[begin Passage given]

Barnes v. Fedele

Decision Date13 January 2011
Docket NumberNo. 07–CV–6197L.,07–CV–6197L.
Citation760 F.Supp.2d 296
PartiesArrello BARNES, Plaintiff,v.FEDELE, et al., Defendants.
CourtU.S. District Court — Western District of New York

OPINION TEXT STARTS HERE

Arrello Barnes, Fallsburg, NY, pro se.Emil J. Bove, Jr., Office of New York State Attorney General, Rochester, NY, for Defendant.

DECISION AND ORDER

DAVID G. LARIMER, District Judge.

Plaintiff, Arrello Barnes, commenced this action under 42 U.S.C. § 1983. Plaintiff, an inmate in the custody of the New York State Department of Correctional Services (“DOCS”), has sued a number of defendants, all of whom at all relevant times were officials or employees of DOCS, alleging that plaintiff's constitutional rights were violated in several respects in 2007, while plaintiff was confined at Southport Correctional Facility.

Defendants have moved to dismiss the complaint pursuant to Rule 12(b)(6) of the Federal Rules of Civil Procedure, which the Court has converted to a motion for summary judgment under Rule 56. See Dkt. # 66. Some defendants have moved to dismiss all the claims against them; others have moved to dismiss only some of plaintiff's claims. The specifics of defendants' motions are set forth in the discussion of their motions, infra.

PLAINTIFF'S CLAIMS

Plaintiff states in the complaint that, with respect to his religious beliefs, he considers himself a “Hebrew Isrealite” [sic]. See Dkt. # 1 at 30. He also states that because “Hebrew Isrealite” is not a religion that is recognized by DOCS, plaintiff “converted to Jewish on paper” to make it easier for plaintiff to obtain Kosher meals and to follow certain other religious practices, in accordance with his religious beliefs, without interference from DOCS officials and employees. See Dkt. # 1 at 52.

[end Passage given]
[begin Source data]

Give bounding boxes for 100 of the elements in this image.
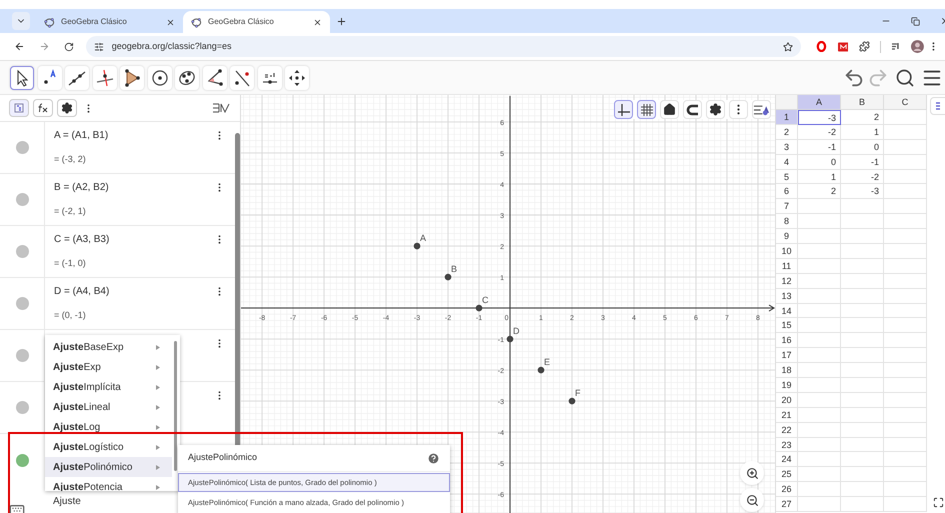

[end Source data]

■ **Exercise**: Retype the passage from the Barnes v. Fedele decision, from "DAVID G. LARIMER, District" to "their motions, infra.".

■ **Exercise output**:
DAVID G. LARIMER, District Judge.

Plaintiff, Arrello Barnes, commenced this action under 42 U.S.C. § 1983. Plaintiff, an inmate in the custody of the New York State Department of Correctional Services (“DOCS”), has sued a number of defendants, all of whom at all relevant times were officials or employees of DOCS, alleging that plaintiff's constitutional rights were violated in several respects in 2007, while plaintiff was confined at Southport Correctional Facility.

Defendants have moved to dismiss the complaint pursuant to Rule 12(b)(6) of the Federal Rules of Civil Procedure, which the Court has converted to a motion for summary judgment under Rule 56. See Dkt. # 66. Some defendants have moved to dismiss all the claims against them; others have moved to dismiss only some of plaintiff's claims. The specifics of defendants' motions are set forth in the discussion of their motions, infra.